## Stored data:

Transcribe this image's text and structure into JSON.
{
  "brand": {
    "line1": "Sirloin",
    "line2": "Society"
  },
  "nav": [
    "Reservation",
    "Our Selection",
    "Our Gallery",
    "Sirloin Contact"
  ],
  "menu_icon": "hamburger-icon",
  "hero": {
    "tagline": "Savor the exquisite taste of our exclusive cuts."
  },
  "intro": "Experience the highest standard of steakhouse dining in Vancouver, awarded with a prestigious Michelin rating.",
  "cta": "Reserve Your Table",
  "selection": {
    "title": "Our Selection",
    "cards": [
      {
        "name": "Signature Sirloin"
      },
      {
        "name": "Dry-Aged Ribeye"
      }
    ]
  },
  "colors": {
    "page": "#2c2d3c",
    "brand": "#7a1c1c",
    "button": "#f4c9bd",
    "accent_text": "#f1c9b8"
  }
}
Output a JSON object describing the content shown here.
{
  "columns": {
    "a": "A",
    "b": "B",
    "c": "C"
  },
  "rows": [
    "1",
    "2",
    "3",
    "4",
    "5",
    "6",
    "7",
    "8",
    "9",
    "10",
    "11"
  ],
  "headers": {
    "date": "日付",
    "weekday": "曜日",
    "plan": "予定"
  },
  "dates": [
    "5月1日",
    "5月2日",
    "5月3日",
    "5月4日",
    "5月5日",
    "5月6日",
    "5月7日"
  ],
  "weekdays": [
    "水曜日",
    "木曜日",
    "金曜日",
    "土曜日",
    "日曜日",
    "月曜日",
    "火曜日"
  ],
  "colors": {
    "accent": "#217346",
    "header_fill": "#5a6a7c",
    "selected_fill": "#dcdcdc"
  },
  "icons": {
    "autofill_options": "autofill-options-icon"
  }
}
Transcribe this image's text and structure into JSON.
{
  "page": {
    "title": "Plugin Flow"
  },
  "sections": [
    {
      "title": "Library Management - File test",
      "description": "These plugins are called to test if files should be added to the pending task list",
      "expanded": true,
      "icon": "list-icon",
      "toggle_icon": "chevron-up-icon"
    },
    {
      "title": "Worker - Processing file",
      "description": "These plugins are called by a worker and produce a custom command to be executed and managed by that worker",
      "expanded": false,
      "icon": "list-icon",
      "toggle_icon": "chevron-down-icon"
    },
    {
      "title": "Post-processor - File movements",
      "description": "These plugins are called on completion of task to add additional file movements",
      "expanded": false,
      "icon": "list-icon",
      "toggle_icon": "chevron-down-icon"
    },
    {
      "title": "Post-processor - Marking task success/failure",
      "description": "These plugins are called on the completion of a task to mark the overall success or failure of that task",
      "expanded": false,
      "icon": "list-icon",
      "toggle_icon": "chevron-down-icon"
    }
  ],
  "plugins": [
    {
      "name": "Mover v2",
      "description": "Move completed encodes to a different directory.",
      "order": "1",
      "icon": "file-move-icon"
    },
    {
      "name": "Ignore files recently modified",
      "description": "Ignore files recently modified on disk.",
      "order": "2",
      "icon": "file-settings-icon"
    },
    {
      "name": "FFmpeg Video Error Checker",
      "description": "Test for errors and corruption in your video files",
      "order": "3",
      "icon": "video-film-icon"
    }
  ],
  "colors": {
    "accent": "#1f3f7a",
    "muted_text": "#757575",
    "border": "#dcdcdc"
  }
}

## SET PROBLEM:
All of the entries must be quoted exactly; please include each one.

## SOLUTION TO THIS PROBLEM:
Transcribe this image's text and structure into JSON.
{
  "brand": {
    "line1": "Sirloin",
    "line2": "Society"
  },
  "nav": [
    "Reservation",
    "Our Selection",
    "Our Gallery",
    "Sirloin Contact"
  ],
  "menu_icon": "hamburger-icon",
  "hero": {
    "tagline": "Savor the exquisite taste of our exclusive cuts."
  },
  "intro": "Experience the highest standard of steakhouse dining in Vancouver, awarded with a prestigious Michelin rating.",
  "cta": "Reserve Your Table",
  "selection": {
    "title": "Our Selection",
    "cards": [
      {
        "name": "Signature Sirloin"
      },
      {
        "name": "Dry-Aged Ribeye"
      }
    ]
  },
  "colors": {
    "page": "#2c2d3c",
    "brand": "#7a1c1c",
    "button": "#f4c9bd",
    "accent_text": "#f1c9b8"
  }
}
Output a JSON object describing the content shown here.
{
  "columns": {
    "a": "A",
    "b": "B",
    "c": "C"
  },
  "rows": [
    "1",
    "2",
    "3",
    "4",
    "5",
    "6",
    "7",
    "8",
    "9",
    "10",
    "11"
  ],
  "headers": {
    "date": "日付",
    "weekday": "曜日",
    "plan": "予定"
  },
  "dates": [
    "5月1日",
    "5月2日",
    "5月3日",
    "5月4日",
    "5月5日",
    "5月6日",
    "5月7日"
  ],
  "weekdays": [
    "水曜日",
    "木曜日",
    "金曜日",
    "土曜日",
    "日曜日",
    "月曜日",
    "火曜日"
  ],
  "colors": {
    "accent": "#217346",
    "header_fill": "#5a6a7c",
    "selected_fill": "#dcdcdc"
  },
  "icons": {
    "autofill_options": "autofill-options-icon"
  }
}
Transcribe this image's text and structure into JSON.
{
  "page": {
    "title": "Plugin Flow"
  },
  "sections": [
    {
      "title": "Library Management - File test",
      "description": "These plugins are called to test if files should be added to the pending task list",
      "expanded": true,
      "icon": "list-icon",
      "toggle_icon": "chevron-up-icon"
    },
    {
      "title": "Worker - Processing file",
      "description": "These plugins are called by a worker and produce a custom command to be executed and managed by that worker",
      "expanded": false,
      "icon": "list-icon",
      "toggle_icon": "chevron-down-icon"
    },
    {
      "title": "Post-processor - File movements",
      "description": "These plugins are called on completion of task to add additional file movements",
      "expanded": false,
      "icon": "list-icon",
      "toggle_icon": "chevron-down-icon"
    },
    {
      "title": "Post-processor - Marking task success/failure",
      "description": "These plugins are called on the completion of a task to mark the overall success or failure of that task",
      "expanded": false,
      "icon": "list-icon",
      "toggle_icon": "chevron-down-icon"
    }
  ],
  "plugins": [
    {
      "name": "Mover v2",
      "description": "Move completed encodes to a different directory.",
      "order": "1",
      "icon": "file-move-icon"
    },
    {
      "name": "Ignore files recently modified",
      "description": "Ignore files recently modified on disk.",
      "order": "2",
      "icon": "file-settings-icon"
    },
    {
      "name": "FFmpeg Video Error Checker",
      "description": "Test for errors and corruption in your video files",
      "order": "3",
      "icon": "video-film-icon"
    }
  ],
  "colors": {
    "accent": "#1f3f7a",
    "muted_text": "#757575",
    "border": "#dcdcdc"
  }
}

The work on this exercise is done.